--- Start Given data ---

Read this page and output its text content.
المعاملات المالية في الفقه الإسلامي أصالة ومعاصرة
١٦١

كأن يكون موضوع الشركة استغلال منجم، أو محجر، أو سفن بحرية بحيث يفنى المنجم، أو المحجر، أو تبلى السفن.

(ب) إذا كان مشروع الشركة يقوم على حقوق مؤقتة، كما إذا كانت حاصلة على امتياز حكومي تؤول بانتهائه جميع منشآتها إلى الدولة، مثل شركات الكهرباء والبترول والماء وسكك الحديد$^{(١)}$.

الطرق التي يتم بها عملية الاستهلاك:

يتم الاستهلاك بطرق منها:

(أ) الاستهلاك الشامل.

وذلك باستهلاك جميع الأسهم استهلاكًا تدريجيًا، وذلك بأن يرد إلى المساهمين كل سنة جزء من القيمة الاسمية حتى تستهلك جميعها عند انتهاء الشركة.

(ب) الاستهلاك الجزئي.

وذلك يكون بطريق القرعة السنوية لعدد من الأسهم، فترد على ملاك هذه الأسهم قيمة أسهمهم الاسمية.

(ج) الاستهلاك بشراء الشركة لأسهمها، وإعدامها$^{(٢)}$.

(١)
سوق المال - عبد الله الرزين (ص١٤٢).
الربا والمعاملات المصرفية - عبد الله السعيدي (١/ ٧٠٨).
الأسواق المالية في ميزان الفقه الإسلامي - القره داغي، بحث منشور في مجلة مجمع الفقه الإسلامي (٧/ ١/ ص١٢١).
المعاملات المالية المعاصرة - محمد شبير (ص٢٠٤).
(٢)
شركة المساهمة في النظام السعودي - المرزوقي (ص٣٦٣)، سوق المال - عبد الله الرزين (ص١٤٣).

--- End Given data ---

■ **Written request**
Extract the full listing above without altering anything.

■ **Result of the task**
Read this page and output its text content.
المعاملات المالية في الفقه الإسلامي أصالة ومعاصرة
١٦١

كأن يكون موضوع الشركة استغلال منجم، أو محجر، أو سفن بحرية بحيث يفنى المنجم، أو المحجر، أو تبلى السفن.

(ب) إذا كان مشروع الشركة يقوم على حقوق مؤقتة، كما إذا كانت حاصلة على امتياز حكومي تؤول بانتهائه جميع منشآتها إلى الدولة، مثل شركات الكهرباء والبترول والماء وسكك الحديد$^{(١)}$.

الطرق التي يتم بها عملية الاستهلاك:

يتم الاستهلاك بطرق منها:

(أ) الاستهلاك الشامل.

وذلك باستهلاك جميع الأسهم استهلاكًا تدريجيًا، وذلك بأن يرد إلى المساهمين كل سنة جزء من القيمة الاسمية حتى تستهلك جميعها عند انتهاء الشركة.

(ب) الاستهلاك الجزئي.

وذلك يكون بطريق القرعة السنوية لعدد من الأسهم، فترد على ملاك هذه الأسهم قيمة أسهمهم الاسمية.

(ج) الاستهلاك بشراء الشركة لأسهمها، وإعدامها$^{(٢)}$.

(١)
سوق المال - عبد الله الرزين (ص١٤٢).
الربا والمعاملات المصرفية - عبد الله السعيدي (١/ ٧٠٨).
الأسواق المالية في ميزان الفقه الإسلامي - القره داغي، بحث منشور في مجلة مجمع الفقه الإسلامي (٧/ ١/ ص١٢١).
المعاملات المالية المعاصرة - محمد شبير (ص٢٠٤).
(٢)
شركة المساهمة في النظام السعودي - المرزوقي (ص٣٦٣)، سوق المال - عبد الله الرزين (ص١٤٣).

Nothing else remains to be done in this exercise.